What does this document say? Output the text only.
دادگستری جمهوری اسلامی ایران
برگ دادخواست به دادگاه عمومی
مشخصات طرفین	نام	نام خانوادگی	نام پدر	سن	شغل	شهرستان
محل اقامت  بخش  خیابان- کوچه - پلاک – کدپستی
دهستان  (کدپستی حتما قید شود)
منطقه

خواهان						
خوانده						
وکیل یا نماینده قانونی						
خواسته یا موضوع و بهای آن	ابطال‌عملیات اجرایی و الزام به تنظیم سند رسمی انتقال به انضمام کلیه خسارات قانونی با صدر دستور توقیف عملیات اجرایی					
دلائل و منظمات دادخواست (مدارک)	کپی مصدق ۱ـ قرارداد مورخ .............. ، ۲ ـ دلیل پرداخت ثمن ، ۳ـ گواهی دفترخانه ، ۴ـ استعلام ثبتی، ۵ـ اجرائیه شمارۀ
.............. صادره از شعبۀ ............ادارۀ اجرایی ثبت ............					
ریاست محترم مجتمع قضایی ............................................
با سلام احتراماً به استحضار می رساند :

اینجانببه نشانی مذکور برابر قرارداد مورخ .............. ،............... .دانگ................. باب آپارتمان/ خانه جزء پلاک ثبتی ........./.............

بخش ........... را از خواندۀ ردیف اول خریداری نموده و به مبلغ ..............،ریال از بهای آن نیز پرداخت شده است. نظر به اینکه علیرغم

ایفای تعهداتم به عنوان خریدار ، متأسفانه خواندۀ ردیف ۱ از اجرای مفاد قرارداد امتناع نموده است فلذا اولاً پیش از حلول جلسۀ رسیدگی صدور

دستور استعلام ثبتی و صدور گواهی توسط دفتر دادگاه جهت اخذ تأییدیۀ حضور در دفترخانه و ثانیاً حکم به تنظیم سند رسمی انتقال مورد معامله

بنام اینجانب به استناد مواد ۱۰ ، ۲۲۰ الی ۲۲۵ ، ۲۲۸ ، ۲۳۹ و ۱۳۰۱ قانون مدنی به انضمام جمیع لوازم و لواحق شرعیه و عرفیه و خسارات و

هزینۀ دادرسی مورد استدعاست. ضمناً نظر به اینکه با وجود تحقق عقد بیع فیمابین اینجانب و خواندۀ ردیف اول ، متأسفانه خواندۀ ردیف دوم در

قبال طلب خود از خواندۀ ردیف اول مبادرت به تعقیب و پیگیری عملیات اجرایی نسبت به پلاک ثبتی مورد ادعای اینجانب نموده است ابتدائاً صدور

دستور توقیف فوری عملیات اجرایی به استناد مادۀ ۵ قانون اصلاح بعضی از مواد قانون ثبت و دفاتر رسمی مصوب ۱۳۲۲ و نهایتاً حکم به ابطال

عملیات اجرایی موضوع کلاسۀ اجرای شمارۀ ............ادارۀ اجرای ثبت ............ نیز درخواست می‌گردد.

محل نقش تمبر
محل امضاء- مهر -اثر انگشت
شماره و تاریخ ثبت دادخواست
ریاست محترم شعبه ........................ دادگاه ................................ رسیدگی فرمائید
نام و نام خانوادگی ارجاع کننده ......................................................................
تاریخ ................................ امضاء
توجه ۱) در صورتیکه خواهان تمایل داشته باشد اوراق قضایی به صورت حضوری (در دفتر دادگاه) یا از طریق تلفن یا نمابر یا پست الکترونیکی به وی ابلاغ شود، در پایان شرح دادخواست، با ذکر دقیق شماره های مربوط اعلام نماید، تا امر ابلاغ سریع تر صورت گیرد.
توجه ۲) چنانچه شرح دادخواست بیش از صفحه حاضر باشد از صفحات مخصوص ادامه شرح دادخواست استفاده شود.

━━━━━━━━━━

What is being asked: Restate the listing in full, word for word.

Solution to the exercise:
What does this document say? Output the text only.
دادگستری جمهوری اسلامی ایران
برگ دادخواست به دادگاه عمومی
مشخصات طرفین	نام	نام خانوادگی	نام پدر	سن	شغل	شهرستان
محل اقامت  بخش  خیابان- کوچه - پلاک – کدپستی
دهستان  (کدپستی حتما قید شود)
منطقه

خواهان						
خوانده						
وکیل یا نماینده قانونی						
خواسته یا موضوع و بهای آن	ابطال‌عملیات اجرایی و الزام به تنظیم سند رسمی انتقال به انضمام کلیه خسارات قانونی با صدر دستور توقیف عملیات اجرایی					
دلائل و منظمات دادخواست (مدارک)	کپی مصدق ۱ـ قرارداد مورخ .............. ، ۲ ـ دلیل پرداخت ثمن ، ۳ـ گواهی دفترخانه ، ۴ـ استعلام ثبتی، ۵ـ اجرائیه شمارۀ
.............. صادره از شعبۀ ............ادارۀ اجرایی ثبت ............					
ریاست محترم مجتمع قضایی ............................................
با سلام احتراماً به استحضار می رساند :

اینجانببه نشانی مذکور برابر قرارداد مورخ .............. ،............... .دانگ................. باب آپارتمان/ خانه جزء پلاک ثبتی ........./.............

بخش ........... را از خواندۀ ردیف اول خریداری نموده و به مبلغ ..............،ریال از بهای آن نیز پرداخت شده است. نظر به اینکه علیرغم

ایفای تعهداتم به عنوان خریدار ، متأسفانه خواندۀ ردیف ۱ از اجرای مفاد قرارداد امتناع نموده است فلذا اولاً پیش از حلول جلسۀ رسیدگی صدور

دستور استعلام ثبتی و صدور گواهی توسط دفتر دادگاه جهت اخذ تأییدیۀ حضور در دفترخانه و ثانیاً حکم به تنظیم سند رسمی انتقال مورد معامله

بنام اینجانب به استناد مواد ۱۰ ، ۲۲۰ الی ۲۲۵ ، ۲۲۸ ، ۲۳۹ و ۱۳۰۱ قانون مدنی به انضمام جمیع لوازم و لواحق شرعیه و عرفیه و خسارات و

هزینۀ دادرسی مورد استدعاست. ضمناً نظر به اینکه با وجود تحقق عقد بیع فیمابین اینجانب و خواندۀ ردیف اول ، متأسفانه خواندۀ ردیف دوم در

قبال طلب خود از خواندۀ ردیف اول مبادرت به تعقیب و پیگیری عملیات اجرایی نسبت به پلاک ثبتی مورد ادعای اینجانب نموده است ابتدائاً صدور

دستور توقیف فوری عملیات اجرایی به استناد مادۀ ۵ قانون اصلاح بعضی از مواد قانون ثبت و دفاتر رسمی مصوب ۱۳۲۲ و نهایتاً حکم به ابطال

عملیات اجرایی موضوع کلاسۀ اجرای شمارۀ ............ادارۀ اجرای ثبت ............ نیز درخواست می‌گردد.

محل نقش تمبر
محل امضاء- مهر -اثر انگشت
شماره و تاریخ ثبت دادخواست
ریاست محترم شعبه ........................ دادگاه ................................ رسیدگی فرمائید
نام و نام خانوادگی ارجاع کننده ......................................................................
تاریخ ................................ امضاء
توجه ۱) در صورتیکه خواهان تمایل داشته باشد اوراق قضایی به صورت حضوری (در دفتر دادگاه) یا از طریق تلفن یا نمابر یا پست الکترونیکی به وی ابلاغ شود، در پایان شرح دادخواست، با ذکر دقیق شماره های مربوط اعلام نماید، تا امر ابلاغ سریع تر صورت گیرد.
توجه ۲) چنانچه شرح دادخواست بیش از صفحه حاضر باشد از صفحات مخصوص ادامه شرح دادخواست استفاده شود.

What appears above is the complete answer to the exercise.